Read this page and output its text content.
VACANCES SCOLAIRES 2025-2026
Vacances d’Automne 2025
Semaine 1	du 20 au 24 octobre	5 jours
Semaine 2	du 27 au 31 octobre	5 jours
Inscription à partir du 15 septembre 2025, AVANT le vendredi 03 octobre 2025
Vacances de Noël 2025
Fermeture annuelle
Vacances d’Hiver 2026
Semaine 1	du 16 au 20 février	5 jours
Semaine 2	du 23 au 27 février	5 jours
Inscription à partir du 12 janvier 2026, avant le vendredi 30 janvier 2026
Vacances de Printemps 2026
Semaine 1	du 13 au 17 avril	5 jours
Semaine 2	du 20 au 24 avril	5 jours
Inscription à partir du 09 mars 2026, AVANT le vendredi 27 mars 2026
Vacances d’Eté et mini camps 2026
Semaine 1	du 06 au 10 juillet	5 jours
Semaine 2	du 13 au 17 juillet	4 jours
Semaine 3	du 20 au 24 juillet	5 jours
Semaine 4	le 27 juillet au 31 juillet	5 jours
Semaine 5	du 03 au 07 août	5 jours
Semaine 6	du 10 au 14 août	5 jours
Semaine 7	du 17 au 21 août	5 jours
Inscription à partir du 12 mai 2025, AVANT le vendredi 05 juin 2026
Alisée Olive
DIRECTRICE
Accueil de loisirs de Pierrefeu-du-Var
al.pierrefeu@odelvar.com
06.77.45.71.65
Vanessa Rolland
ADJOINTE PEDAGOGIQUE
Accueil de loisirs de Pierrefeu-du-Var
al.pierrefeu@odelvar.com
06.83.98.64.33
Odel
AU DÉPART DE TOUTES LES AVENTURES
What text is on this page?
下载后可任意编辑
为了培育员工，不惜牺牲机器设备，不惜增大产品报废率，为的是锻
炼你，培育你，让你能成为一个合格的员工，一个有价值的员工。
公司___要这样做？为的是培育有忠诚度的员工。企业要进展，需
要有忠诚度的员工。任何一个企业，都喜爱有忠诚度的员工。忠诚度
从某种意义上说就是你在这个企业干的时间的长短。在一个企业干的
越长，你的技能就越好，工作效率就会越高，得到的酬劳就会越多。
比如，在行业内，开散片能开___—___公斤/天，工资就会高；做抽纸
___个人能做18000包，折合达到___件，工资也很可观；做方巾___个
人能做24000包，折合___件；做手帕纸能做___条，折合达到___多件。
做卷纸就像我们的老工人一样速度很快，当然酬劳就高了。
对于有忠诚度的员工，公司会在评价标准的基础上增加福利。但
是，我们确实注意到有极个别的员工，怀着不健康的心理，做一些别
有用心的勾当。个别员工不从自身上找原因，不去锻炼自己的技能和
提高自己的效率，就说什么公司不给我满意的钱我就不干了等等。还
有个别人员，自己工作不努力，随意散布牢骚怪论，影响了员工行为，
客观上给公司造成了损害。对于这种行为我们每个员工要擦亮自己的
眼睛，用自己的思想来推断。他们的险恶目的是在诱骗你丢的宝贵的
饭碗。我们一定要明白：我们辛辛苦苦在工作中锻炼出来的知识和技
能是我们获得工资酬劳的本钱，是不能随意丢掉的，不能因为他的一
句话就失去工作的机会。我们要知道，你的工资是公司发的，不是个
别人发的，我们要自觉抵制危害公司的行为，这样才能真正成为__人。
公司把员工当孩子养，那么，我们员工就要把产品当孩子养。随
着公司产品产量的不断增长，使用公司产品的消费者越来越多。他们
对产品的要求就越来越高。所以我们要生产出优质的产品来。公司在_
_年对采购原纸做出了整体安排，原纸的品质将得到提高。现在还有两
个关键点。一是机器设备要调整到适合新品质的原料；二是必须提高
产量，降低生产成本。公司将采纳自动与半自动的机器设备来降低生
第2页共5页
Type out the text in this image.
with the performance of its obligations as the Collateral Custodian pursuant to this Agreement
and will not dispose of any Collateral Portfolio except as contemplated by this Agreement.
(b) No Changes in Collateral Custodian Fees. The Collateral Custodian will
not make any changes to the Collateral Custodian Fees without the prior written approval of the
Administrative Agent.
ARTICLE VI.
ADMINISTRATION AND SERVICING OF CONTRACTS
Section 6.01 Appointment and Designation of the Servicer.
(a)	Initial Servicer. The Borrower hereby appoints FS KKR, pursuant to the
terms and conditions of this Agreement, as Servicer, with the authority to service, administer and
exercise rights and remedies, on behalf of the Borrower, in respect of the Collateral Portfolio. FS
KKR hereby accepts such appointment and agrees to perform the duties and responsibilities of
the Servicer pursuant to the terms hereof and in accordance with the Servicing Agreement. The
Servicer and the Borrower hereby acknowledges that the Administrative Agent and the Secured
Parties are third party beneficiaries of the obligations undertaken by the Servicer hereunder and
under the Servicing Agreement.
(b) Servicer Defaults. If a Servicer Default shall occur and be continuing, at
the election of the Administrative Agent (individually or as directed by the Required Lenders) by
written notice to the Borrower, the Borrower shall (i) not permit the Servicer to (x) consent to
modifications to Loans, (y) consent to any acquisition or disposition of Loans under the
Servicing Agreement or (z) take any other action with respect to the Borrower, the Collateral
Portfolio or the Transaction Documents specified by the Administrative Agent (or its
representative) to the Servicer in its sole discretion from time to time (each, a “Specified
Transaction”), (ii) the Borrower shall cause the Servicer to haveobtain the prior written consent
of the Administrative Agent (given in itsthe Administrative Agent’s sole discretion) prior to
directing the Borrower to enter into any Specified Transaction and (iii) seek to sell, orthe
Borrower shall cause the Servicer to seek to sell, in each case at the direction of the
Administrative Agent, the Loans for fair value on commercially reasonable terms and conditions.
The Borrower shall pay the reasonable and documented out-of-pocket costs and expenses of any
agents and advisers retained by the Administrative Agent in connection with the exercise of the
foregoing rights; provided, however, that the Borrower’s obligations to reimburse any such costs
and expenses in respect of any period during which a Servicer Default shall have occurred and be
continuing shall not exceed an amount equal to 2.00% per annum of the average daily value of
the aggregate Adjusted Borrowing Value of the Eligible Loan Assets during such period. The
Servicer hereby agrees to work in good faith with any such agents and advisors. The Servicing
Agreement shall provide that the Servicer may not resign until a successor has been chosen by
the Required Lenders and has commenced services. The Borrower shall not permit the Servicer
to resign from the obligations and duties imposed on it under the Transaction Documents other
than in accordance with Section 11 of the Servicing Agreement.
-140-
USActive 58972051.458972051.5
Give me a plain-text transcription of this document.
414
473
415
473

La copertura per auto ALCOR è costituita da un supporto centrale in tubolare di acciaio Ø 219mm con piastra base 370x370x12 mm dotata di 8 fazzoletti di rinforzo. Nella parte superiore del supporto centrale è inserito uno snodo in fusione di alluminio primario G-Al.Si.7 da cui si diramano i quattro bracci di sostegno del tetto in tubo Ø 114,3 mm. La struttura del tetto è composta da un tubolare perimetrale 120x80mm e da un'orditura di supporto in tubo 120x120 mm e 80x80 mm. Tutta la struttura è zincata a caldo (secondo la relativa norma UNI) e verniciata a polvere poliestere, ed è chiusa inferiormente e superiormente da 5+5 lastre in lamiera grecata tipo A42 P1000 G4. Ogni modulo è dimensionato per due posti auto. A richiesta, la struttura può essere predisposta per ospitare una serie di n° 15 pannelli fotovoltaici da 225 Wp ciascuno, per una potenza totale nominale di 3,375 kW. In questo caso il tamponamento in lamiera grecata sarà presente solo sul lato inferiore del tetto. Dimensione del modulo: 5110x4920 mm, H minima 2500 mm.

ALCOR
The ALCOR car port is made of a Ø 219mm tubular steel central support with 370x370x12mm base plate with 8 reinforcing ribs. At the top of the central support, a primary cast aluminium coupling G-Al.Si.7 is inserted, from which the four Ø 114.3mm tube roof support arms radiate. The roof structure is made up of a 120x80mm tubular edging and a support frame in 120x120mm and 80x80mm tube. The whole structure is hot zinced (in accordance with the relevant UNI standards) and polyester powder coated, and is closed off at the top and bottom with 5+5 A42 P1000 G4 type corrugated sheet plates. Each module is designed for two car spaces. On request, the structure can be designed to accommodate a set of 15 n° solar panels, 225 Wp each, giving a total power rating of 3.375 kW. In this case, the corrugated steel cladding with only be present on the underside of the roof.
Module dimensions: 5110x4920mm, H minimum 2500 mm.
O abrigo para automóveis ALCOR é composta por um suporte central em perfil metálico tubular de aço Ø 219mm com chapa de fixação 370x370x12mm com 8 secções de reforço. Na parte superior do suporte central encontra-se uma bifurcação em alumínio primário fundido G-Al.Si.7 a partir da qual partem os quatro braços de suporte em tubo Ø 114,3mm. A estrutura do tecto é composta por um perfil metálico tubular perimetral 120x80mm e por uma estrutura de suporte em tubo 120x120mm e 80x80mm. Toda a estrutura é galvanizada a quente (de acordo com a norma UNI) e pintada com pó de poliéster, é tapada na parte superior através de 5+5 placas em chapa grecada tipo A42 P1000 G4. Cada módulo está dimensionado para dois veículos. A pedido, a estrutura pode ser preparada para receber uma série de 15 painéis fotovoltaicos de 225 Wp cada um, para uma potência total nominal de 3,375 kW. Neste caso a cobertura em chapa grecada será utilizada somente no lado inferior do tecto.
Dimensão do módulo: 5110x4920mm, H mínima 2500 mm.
- - - - - - -
## TASK TO COMPLETE
What count of lines in the listing contain the word "Portfolio"? Reply with the number only.

## EXPECTED OUTPUT
3